=== INFORMATION SUPPLIED ===

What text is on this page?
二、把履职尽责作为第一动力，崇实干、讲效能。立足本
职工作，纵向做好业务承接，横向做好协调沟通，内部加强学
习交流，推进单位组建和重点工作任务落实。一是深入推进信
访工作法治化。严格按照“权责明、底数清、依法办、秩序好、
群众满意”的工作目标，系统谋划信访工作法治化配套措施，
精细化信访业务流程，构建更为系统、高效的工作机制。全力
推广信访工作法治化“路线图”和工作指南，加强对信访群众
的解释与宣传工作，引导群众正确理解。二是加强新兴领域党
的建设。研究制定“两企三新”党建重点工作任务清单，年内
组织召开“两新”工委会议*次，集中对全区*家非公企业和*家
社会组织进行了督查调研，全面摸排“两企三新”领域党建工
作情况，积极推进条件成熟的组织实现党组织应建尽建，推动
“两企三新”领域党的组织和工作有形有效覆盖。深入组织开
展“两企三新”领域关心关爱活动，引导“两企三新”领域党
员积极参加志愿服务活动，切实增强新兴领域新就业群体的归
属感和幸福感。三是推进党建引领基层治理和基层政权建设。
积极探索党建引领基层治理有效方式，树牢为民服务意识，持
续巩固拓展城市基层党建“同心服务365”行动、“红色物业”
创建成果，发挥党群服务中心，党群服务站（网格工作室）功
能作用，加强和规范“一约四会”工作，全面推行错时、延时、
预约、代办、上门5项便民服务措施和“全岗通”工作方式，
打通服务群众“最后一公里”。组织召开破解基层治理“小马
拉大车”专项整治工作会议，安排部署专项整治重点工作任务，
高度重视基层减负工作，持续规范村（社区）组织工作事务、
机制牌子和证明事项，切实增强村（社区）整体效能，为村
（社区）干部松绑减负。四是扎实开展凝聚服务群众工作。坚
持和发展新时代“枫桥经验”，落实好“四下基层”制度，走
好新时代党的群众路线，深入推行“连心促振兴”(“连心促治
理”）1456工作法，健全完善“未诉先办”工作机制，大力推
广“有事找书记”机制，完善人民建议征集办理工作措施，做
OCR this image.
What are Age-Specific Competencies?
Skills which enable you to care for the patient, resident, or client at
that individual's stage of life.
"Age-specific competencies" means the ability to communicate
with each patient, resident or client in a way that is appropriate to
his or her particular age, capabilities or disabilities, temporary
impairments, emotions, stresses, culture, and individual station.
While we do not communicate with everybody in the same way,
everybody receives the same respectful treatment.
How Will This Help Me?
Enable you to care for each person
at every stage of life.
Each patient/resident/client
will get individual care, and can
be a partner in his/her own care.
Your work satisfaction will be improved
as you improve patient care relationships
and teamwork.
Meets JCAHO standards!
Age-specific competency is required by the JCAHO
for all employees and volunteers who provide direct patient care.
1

===

* _WHAT YOU HAVE TO DO_: Gather each line that holds "resident".

* _RESULT OF THE EXERCISE_:
Skills which enable you to care for the patient, resident, or client at
with each patient, resident or client in a way that is appropriate to
Each patient/resident/client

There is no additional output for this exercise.